Count how many lines of the data include "title". The answer is that number and nothing else.

(Excerpt from a dataset)

»»

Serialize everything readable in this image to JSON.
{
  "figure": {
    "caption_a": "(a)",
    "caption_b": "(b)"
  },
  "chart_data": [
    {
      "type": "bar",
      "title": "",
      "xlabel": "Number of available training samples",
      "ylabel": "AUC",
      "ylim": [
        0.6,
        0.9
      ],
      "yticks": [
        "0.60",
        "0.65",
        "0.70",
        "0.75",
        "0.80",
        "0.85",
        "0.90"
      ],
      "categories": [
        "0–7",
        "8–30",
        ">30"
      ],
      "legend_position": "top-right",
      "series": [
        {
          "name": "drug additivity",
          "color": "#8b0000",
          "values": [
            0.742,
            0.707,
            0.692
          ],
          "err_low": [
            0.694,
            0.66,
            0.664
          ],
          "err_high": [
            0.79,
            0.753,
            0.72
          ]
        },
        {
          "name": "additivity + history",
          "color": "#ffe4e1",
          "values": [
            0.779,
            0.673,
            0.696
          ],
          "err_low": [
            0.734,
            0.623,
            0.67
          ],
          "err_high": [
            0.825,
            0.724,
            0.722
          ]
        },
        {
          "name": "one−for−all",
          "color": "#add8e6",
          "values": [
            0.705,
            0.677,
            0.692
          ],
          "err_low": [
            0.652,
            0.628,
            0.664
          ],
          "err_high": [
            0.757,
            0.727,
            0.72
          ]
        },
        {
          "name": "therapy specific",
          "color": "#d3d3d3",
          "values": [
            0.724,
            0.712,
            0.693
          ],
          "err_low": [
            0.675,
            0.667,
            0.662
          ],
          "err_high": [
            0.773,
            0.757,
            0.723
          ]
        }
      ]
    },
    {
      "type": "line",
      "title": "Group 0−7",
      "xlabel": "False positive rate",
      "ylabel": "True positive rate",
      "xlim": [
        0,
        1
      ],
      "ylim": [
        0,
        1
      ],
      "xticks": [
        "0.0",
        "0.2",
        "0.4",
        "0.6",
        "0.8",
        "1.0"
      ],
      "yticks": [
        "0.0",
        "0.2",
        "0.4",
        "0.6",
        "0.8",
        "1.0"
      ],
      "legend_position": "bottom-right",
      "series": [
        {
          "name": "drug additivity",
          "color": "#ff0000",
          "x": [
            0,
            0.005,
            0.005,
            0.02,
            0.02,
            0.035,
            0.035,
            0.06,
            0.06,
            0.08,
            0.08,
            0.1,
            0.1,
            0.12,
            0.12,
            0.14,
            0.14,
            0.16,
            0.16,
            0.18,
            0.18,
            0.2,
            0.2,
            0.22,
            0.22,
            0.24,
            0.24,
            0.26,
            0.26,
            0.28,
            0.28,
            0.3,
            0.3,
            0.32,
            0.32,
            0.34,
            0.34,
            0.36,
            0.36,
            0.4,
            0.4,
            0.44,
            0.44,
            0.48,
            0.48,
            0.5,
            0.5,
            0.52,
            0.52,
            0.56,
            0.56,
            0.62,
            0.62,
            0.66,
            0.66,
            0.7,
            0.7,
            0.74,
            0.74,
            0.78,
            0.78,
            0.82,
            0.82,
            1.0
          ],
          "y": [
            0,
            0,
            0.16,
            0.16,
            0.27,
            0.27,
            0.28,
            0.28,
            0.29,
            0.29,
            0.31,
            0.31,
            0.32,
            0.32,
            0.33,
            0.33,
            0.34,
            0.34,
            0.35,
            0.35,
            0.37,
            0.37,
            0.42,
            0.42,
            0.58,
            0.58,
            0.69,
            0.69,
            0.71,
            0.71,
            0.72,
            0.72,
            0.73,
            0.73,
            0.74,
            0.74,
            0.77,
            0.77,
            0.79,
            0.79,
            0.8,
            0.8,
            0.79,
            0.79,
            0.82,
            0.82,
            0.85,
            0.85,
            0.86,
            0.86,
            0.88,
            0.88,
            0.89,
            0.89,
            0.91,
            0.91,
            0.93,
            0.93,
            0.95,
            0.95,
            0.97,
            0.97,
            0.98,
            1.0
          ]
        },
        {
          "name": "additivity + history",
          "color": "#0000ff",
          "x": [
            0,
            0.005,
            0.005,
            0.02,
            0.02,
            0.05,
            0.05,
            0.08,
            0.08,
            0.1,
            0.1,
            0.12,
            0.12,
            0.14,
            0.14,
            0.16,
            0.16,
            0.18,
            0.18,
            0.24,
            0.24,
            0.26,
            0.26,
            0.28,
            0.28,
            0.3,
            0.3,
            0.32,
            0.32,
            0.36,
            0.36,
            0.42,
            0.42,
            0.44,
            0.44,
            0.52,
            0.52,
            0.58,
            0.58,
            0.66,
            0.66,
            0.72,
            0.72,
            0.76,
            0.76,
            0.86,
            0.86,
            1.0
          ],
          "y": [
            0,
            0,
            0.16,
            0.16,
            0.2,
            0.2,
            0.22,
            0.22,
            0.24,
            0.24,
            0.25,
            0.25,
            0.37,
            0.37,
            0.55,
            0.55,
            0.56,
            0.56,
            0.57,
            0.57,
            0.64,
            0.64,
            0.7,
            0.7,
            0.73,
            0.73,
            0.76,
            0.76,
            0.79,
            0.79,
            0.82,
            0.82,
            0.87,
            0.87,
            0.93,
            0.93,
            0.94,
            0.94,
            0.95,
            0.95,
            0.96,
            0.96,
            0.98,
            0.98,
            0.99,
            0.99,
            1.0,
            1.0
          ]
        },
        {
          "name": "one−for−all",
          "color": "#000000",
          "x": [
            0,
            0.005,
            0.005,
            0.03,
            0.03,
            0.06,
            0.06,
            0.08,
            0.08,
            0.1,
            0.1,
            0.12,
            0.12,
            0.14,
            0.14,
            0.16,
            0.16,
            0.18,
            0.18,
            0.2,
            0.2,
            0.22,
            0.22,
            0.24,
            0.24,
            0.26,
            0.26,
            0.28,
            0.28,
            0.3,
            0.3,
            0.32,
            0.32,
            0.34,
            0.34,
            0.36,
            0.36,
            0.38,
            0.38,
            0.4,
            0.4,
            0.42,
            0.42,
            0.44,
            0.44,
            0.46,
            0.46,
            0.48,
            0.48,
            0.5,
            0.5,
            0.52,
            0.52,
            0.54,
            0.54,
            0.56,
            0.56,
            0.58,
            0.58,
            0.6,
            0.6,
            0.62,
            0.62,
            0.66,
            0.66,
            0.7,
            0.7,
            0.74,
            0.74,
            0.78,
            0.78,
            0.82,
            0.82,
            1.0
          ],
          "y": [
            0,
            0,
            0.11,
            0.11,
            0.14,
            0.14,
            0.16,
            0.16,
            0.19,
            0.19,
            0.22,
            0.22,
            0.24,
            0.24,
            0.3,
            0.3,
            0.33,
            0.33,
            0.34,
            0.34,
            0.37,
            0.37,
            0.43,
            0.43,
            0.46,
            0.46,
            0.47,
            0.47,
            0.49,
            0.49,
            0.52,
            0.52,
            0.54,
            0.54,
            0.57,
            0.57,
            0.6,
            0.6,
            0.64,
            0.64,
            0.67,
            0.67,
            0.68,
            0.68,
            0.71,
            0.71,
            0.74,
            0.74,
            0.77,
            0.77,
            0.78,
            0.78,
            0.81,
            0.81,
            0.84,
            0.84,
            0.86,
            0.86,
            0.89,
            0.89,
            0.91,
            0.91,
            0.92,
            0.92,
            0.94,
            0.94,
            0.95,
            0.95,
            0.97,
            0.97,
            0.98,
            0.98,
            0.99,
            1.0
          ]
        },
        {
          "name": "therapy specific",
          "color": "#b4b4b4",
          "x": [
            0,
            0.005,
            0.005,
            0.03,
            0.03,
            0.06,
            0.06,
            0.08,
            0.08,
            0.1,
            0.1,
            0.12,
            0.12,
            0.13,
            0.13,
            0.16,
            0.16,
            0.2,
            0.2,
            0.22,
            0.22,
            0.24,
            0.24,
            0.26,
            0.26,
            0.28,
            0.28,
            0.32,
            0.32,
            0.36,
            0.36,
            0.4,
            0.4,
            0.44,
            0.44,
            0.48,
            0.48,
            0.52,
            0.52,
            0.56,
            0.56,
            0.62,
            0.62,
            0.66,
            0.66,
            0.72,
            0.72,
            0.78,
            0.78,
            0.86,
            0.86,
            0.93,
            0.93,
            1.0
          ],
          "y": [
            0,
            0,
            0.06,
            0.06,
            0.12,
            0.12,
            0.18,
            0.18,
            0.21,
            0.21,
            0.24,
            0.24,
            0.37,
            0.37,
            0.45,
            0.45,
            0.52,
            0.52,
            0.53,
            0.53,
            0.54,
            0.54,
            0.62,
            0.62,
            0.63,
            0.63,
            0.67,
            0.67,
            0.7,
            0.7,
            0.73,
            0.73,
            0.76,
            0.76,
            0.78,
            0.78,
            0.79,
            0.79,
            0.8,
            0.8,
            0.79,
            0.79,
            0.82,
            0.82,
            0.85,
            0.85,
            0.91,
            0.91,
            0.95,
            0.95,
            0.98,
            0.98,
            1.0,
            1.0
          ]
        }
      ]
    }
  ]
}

««
»»

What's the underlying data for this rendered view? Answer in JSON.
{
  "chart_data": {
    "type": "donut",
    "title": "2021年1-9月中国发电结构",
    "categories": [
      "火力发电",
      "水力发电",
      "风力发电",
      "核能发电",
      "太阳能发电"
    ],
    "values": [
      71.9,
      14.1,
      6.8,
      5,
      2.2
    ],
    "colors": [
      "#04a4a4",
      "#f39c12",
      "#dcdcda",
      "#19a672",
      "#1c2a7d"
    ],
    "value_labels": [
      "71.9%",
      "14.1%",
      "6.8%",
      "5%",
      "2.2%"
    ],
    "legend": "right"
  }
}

««

RESPONSE TO THIS TASK: 3